■ **What is needed**: Write out each line beneath this one exactly as it reads.

■ **Materials provided**:
····················
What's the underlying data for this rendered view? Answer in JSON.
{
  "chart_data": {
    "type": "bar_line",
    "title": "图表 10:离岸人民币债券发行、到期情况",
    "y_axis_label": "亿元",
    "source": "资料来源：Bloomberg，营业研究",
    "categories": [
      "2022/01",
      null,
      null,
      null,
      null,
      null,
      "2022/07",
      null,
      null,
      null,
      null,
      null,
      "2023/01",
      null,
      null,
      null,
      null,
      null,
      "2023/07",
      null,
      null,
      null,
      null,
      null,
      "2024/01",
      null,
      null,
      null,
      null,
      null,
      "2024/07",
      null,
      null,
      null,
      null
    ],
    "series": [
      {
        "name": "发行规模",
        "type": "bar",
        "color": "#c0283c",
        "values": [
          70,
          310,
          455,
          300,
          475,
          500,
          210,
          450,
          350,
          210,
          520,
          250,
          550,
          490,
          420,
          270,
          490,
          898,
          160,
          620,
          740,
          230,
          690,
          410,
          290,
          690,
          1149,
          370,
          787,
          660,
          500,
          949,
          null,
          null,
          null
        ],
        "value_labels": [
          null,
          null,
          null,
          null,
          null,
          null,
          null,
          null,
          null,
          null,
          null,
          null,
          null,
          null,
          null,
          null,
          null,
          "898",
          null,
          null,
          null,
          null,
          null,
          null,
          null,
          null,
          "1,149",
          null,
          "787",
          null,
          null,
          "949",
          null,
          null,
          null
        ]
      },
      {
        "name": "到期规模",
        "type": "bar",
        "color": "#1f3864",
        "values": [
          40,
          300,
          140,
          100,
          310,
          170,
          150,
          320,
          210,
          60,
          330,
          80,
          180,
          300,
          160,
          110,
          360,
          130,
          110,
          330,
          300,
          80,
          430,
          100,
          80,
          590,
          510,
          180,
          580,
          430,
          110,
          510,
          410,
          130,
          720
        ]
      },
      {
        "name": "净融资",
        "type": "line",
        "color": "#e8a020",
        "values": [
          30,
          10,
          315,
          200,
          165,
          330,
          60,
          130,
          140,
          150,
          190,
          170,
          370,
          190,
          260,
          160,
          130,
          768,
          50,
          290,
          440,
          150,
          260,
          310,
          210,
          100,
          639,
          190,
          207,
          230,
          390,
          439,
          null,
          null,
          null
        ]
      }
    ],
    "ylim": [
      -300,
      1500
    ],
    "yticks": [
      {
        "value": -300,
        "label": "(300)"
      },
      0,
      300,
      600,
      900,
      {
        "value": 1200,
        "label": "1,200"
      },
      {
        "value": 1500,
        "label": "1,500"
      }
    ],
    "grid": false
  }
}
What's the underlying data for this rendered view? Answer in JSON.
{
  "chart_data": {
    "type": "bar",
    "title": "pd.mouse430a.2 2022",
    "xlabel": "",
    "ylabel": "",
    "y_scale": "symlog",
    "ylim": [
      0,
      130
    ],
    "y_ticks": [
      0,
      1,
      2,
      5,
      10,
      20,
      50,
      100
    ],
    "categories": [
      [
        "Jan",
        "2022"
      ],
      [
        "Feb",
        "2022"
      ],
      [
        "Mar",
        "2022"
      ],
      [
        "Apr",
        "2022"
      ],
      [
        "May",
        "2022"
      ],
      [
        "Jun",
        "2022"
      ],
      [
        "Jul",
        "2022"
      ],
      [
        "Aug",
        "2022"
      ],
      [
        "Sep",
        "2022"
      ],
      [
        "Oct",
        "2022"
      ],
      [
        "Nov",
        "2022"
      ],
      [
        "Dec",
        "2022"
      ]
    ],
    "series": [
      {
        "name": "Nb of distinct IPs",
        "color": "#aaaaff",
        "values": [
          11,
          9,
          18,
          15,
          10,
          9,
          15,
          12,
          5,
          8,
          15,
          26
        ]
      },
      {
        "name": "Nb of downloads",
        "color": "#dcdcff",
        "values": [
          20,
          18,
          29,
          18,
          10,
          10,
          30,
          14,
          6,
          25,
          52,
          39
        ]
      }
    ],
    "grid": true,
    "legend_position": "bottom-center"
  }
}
····················
■ **Result below**:
What's the underlying data for this rendered view? Answer in JSON.
{
  "chart_data": {
    "type": "bar_line",
    "title": "图表 10:离岸人民币债券发行、到期情况",
    "y_axis_label": "亿元",
    "source": "资料来源：Bloomberg，营业研究",
    "categories": [
      "2022/01",
      null,
      null,
      null,
      null,
      null,
      "2022/07",
      null,
      null,
      null,
      null,
      null,
      "2023/01",
      null,
      null,
      null,
      null,
      null,
      "2023/07",
      null,
      null,
      null,
      null,
      null,
      "2024/01",
      null,
      null,
      null,
      null,
      null,
      "2024/07",
      null,
      null,
      null,
      null
    ],
    "series": [
      {
        "name": "发行规模",
        "type": "bar",
        "color": "#c0283c",
        "values": [
          70,
          310,
          455,
          300,
          475,
          500,
          210,
          450,
          350,
          210,
          520,
          250,
          550,
          490,
          420,
          270,
          490,
          898,
          160,
          620,
          740,
          230,
          690,
          410,
          290,
          690,
          1149,
          370,
          787,
          660,
          500,
          949,
          null,
          null,
          null
        ],
        "value_labels": [
          null,
          null,
          null,
          null,
          null,
          null,
          null,
          null,
          null,
          null,
          null,
          null,
          null,
          null,
          null,
          null,
          null,
          "898",
          null,
          null,
          null,
          null,
          null,
          null,
          null,
          null,
          "1,149",
          null,
          "787",
          null,
          null,
          "949",
          null,
          null,
          null
        ]
      },
      {
        "name": "到期规模",
        "type": "bar",
        "color": "#1f3864",
        "values": [
          40,
          300,
          140,
          100,
          310,
          170,
          150,
          320,
          210,
          60,
          330,
          80,
          180,
          300,
          160,
          110,
          360,
          130,
          110,
          330,
          300,
          80,
          430,
          100,
          80,
          590,
          510,
          180,
          580,
          430,
          110,
          510,
          410,
          130,
          720
        ]
      },
      {
        "name": "净融资",
        "type": "line",
        "color": "#e8a020",
        "values": [
          30,
          10,
          315,
          200,
          165,
          330,
          60,
          130,
          140,
          150,
          190,
          170,
          370,
          190,
          260,
          160,
          130,
          768,
          50,
          290,
          440,
          150,
          260,
          310,
          210,
          100,
          639,
          190,
          207,
          230,
          390,
          439,
          null,
          null,
          null
        ]
      }
    ],
    "ylim": [
      -300,
      1500
    ],
    "yticks": [
      {
        "value": -300,
        "label": "(300)"
      },
      0,
      300,
      600,
      900,
      {
        "value": 1200,
        "label": "1,200"
      },
      {
        "value": 1500,
        "label": "1,500"
      }
    ],
    "grid": false
  }
}
What's the underlying data for this rendered view? Answer in JSON.
{
  "chart_data": {
    "type": "bar",
    "title": "pd.mouse430a.2 2022",
    "xlabel": "",
    "ylabel": "",
    "y_scale": "symlog",
    "ylim": [
      0,
      130
    ],
    "y_ticks": [
      0,
      1,
      2,
      5,
      10,
      20,
      50,
      100
    ],
    "categories": [
      [
        "Jan",
        "2022"
      ],
      [
        "Feb",
        "2022"
      ],
      [
        "Mar",
        "2022"
      ],
      [
        "Apr",
        "2022"
      ],
      [
        "May",
        "2022"
      ],
      [
        "Jun",
        "2022"
      ],
      [
        "Jul",
        "2022"
      ],
      [
        "Aug",
        "2022"
      ],
      [
        "Sep",
        "2022"
      ],
      [
        "Oct",
        "2022"
      ],
      [
        "Nov",
        "2022"
      ],
      [
        "Dec",
        "2022"
      ]
    ],
    "series": [
      {
        "name": "Nb of distinct IPs",
        "color": "#aaaaff",
        "values": [
          11,
          9,
          18,
          15,
          10,
          9,
          15,
          12,
          5,
          8,
          15,
          26
        ]
      },
      {
        "name": "Nb of downloads",
        "color": "#dcdcff",
        "values": [
          20,
          18,
          29,
          18,
          10,
          10,
          30,
          14,
          6,
          25,
          52,
          39
        ]
      }
    ],
    "grid": true,
    "legend_position": "bottom-center"
  }
}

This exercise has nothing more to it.